YOUR INSTRUCTIONS » In the entries below, find the lines that contain the word "Bibliotecología" and copy them.

STORED DATA »
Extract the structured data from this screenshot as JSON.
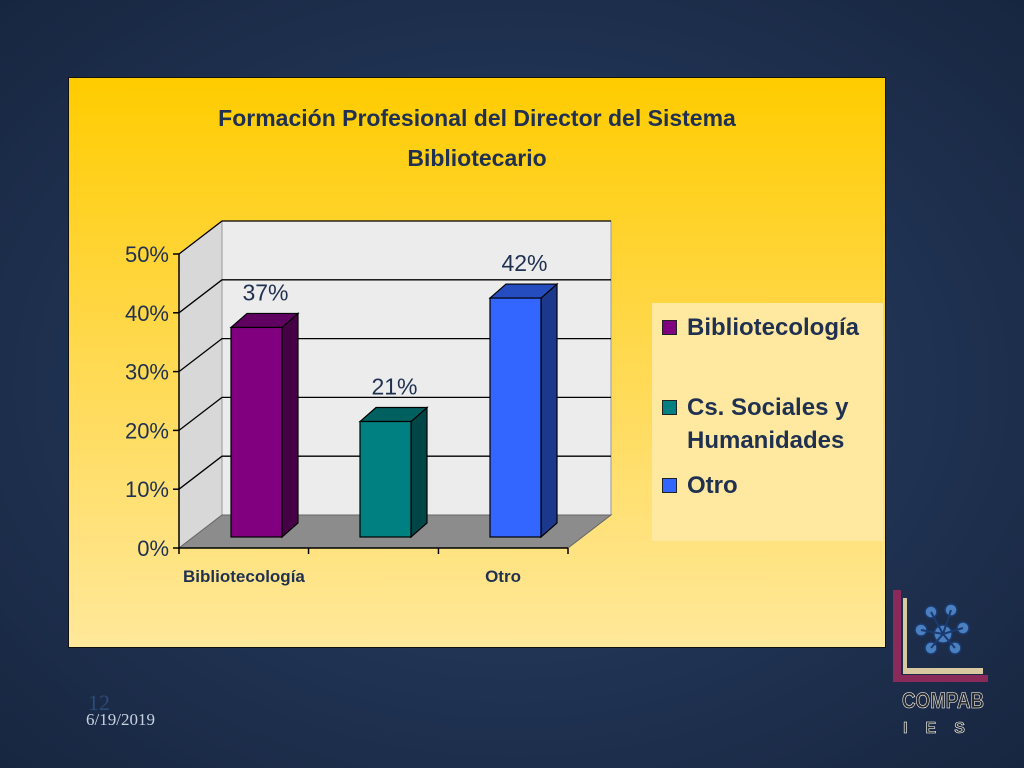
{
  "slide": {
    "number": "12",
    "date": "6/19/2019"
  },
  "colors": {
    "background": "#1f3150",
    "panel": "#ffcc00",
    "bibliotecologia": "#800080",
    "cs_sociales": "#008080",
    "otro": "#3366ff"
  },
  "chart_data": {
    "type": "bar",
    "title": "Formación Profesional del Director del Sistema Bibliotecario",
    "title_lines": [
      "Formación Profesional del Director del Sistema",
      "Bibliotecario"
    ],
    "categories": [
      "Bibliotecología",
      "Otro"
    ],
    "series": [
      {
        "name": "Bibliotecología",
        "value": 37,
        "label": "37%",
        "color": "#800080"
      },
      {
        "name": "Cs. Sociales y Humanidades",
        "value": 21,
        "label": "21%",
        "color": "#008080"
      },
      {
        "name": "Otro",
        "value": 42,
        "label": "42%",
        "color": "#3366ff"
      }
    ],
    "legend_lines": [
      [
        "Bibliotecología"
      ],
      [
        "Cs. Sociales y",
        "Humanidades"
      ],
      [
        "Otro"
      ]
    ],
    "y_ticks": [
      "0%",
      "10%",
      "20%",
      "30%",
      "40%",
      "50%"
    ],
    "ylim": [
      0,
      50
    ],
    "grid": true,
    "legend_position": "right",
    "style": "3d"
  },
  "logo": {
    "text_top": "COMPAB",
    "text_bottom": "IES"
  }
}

--

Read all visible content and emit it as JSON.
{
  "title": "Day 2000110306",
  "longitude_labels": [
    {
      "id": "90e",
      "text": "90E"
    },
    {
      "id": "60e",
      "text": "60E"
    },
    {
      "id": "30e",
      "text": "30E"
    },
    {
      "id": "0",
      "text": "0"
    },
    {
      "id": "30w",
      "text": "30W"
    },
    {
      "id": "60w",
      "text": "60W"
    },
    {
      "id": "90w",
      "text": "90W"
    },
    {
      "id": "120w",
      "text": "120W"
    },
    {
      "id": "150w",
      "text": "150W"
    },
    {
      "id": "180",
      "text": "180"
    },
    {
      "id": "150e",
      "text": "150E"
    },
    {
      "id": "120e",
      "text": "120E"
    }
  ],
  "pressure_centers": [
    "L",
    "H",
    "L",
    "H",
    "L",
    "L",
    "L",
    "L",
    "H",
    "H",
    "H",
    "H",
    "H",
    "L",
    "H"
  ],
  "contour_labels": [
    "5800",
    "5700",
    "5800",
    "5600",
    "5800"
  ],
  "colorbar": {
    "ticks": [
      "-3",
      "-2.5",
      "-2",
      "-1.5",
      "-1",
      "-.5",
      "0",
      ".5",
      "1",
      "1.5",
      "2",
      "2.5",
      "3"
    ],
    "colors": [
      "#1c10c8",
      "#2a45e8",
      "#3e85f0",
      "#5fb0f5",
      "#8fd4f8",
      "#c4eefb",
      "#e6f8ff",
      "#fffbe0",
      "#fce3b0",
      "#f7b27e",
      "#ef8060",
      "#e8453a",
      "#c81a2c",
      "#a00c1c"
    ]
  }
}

FULL OUTPUT »
      "Bibliotecología",
        "name": "Bibliotecología",
        "Bibliotecología"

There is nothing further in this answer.